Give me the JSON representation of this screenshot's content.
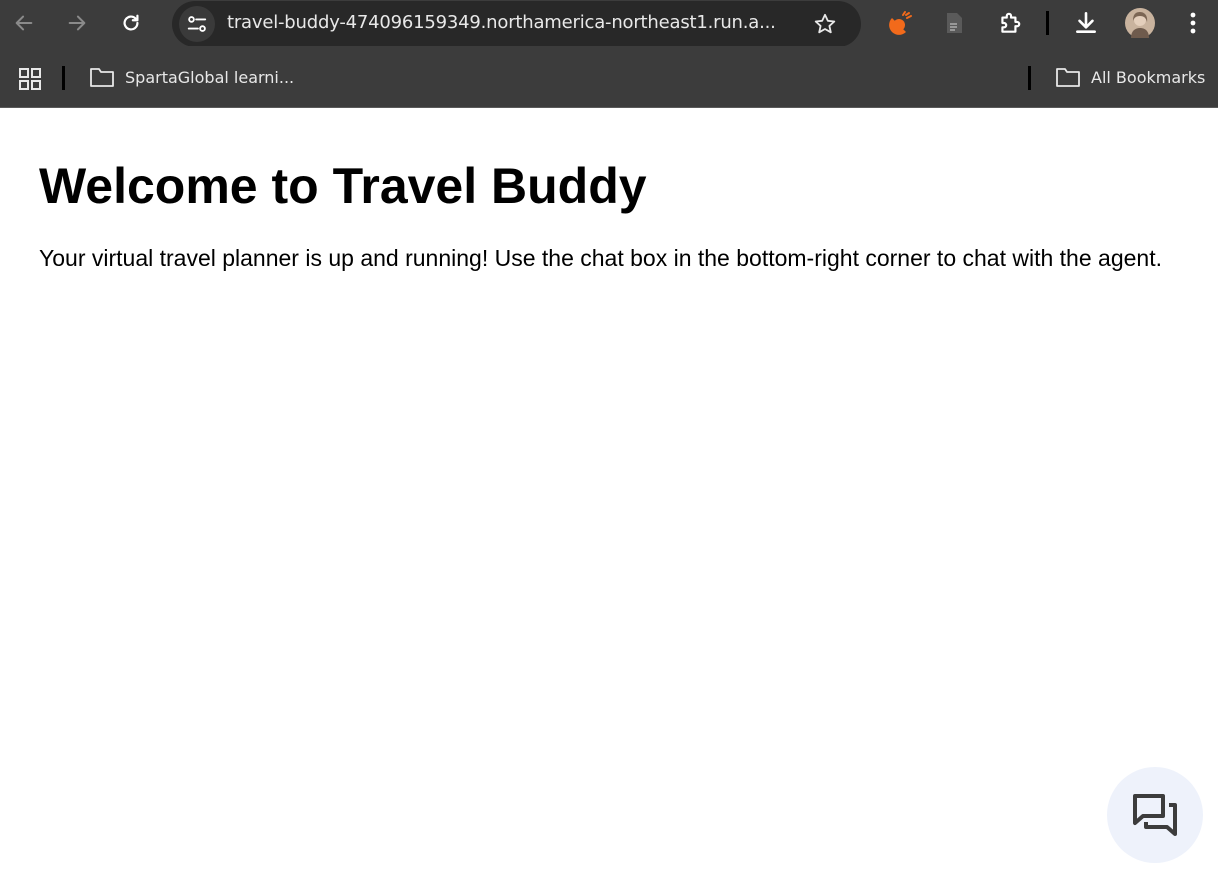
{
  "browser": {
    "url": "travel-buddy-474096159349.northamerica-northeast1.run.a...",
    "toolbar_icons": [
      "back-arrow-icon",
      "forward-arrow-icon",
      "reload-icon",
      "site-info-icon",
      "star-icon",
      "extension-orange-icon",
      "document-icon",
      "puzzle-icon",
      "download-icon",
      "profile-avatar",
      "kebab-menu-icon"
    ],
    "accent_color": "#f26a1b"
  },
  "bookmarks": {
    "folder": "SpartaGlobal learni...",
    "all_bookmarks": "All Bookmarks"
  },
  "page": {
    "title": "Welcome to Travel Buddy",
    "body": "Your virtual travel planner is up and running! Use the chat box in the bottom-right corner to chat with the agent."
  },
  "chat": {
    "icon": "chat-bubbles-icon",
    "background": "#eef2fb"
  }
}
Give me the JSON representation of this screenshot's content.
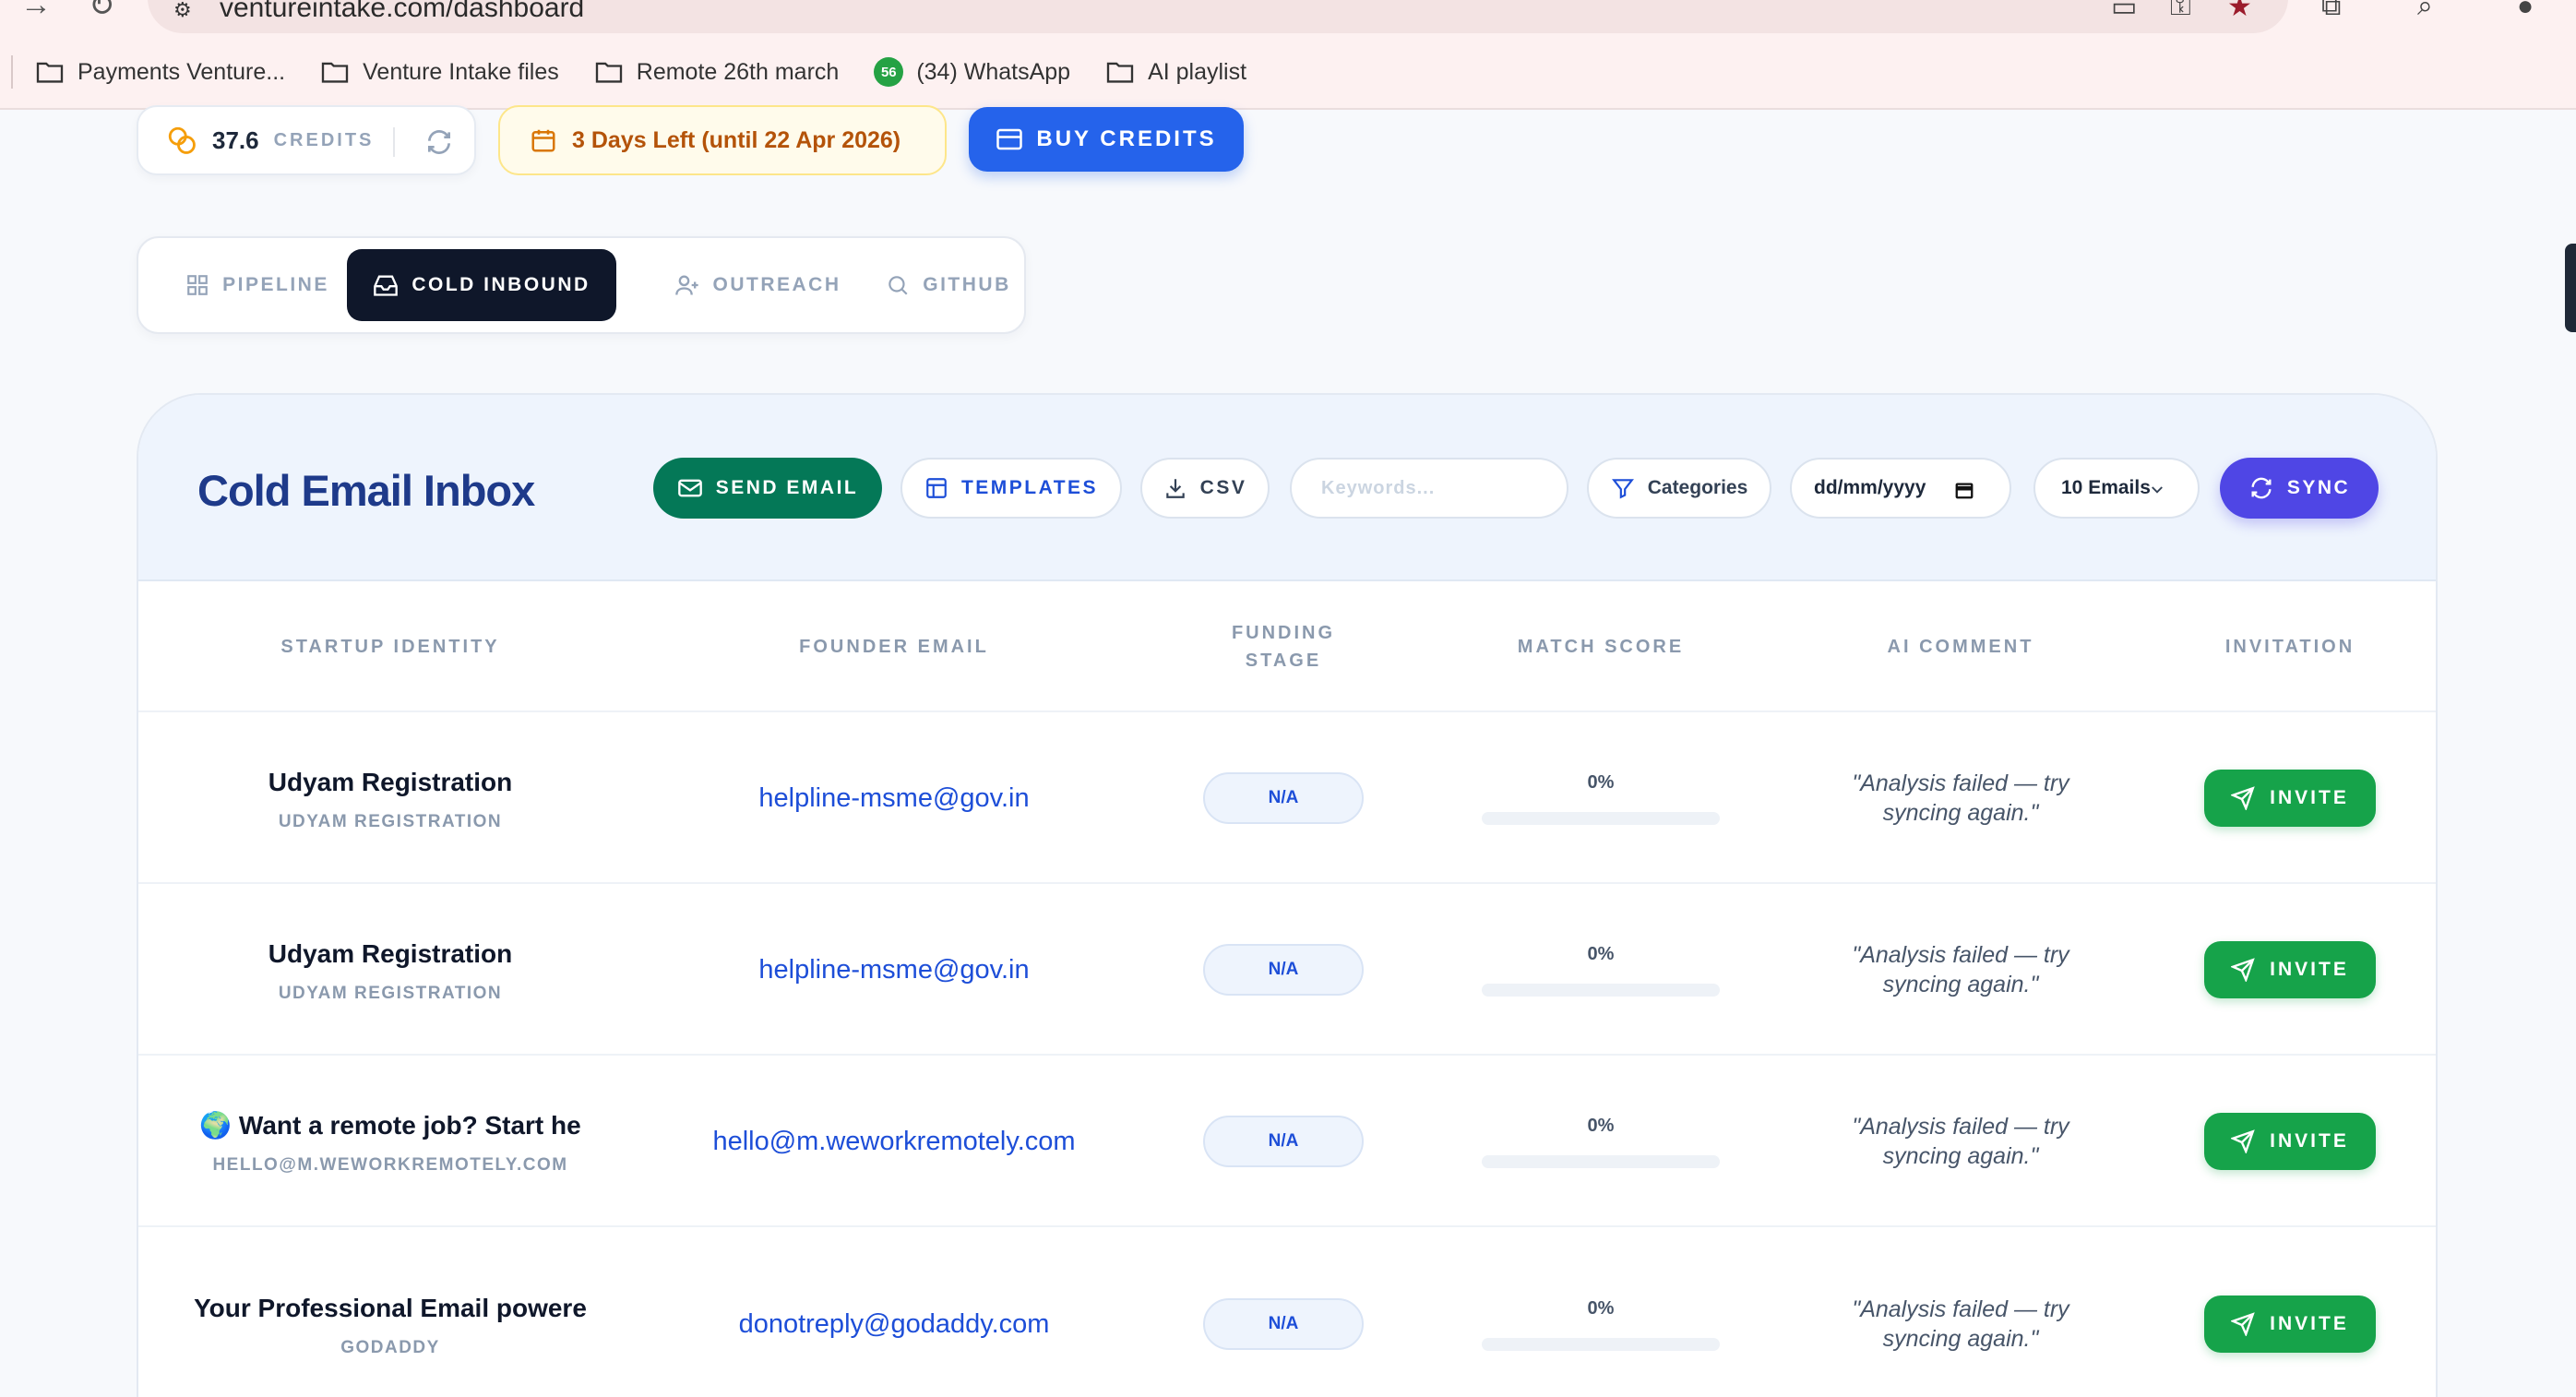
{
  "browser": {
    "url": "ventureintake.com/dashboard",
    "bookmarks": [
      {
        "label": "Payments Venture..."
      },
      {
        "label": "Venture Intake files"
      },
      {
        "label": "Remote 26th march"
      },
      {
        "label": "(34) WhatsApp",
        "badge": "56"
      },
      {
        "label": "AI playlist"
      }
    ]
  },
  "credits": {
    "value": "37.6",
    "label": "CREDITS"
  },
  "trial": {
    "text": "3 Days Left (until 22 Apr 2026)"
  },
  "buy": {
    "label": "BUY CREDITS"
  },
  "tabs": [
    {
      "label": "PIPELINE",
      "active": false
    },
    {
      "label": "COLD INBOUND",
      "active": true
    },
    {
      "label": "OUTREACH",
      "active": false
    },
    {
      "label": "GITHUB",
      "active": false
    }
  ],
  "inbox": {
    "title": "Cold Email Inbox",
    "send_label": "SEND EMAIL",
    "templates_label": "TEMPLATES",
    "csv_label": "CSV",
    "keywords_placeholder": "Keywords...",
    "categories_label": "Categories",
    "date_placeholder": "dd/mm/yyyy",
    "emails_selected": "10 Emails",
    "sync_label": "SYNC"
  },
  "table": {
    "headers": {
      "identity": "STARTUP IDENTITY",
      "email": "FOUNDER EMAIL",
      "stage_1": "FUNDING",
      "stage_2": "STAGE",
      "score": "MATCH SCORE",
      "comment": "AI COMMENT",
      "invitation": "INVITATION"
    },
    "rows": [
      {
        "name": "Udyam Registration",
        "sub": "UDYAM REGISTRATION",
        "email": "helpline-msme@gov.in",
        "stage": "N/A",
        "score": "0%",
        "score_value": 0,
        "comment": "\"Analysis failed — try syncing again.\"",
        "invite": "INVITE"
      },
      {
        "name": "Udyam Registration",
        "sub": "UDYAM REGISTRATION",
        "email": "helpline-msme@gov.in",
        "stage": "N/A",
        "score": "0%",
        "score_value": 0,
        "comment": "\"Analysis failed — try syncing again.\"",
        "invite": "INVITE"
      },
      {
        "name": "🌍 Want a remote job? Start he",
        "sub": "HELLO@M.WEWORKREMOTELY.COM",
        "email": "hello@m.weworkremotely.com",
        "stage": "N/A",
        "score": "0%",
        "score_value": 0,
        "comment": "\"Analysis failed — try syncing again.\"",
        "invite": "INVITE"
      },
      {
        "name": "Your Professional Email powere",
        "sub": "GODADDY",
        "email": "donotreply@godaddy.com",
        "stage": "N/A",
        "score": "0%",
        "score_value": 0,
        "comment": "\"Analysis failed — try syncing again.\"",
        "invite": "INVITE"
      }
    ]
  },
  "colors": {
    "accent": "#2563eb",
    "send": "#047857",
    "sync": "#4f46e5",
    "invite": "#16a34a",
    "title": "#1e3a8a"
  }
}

********

▸ EXERCISE: Keep only the lines that hold the string "title", and copy them out.

▸ EXERCISE ANSWER:
    "title": "Welcome to Travel Buddy",
    "title": "Cold Email Inbox",
    "title": "#1e3a8a"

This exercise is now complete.